Recorded information:

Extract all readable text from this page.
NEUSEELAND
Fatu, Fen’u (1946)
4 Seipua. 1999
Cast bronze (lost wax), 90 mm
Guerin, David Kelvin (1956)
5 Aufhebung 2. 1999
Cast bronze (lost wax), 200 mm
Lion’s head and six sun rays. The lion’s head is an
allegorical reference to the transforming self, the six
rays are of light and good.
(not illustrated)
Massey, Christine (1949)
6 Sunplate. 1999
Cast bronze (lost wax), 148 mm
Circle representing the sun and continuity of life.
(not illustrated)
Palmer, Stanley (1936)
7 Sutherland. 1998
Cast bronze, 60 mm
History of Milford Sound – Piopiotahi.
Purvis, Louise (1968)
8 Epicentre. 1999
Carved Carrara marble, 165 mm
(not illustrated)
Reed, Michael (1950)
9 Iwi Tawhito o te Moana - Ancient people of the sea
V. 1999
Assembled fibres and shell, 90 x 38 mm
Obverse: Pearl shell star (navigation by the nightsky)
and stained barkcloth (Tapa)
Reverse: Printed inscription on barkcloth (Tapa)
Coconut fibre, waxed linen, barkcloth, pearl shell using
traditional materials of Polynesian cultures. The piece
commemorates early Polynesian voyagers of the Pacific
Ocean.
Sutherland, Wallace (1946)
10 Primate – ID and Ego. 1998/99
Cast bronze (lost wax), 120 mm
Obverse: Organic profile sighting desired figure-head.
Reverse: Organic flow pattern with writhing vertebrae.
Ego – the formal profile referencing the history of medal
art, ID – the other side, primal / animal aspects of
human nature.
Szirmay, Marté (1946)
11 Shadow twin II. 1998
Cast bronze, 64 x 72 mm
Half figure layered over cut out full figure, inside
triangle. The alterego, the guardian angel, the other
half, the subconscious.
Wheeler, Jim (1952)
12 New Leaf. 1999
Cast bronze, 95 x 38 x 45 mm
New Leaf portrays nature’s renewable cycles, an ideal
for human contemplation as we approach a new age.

Your objective: Identify and extract each line of the listing that contains "barkcloth".

Response to the exercise:
and stained barkcloth (Tapa)
Reverse: Printed inscription on barkcloth (Tapa)
Coconut fibre, waxed linen, barkcloth, pearl shell using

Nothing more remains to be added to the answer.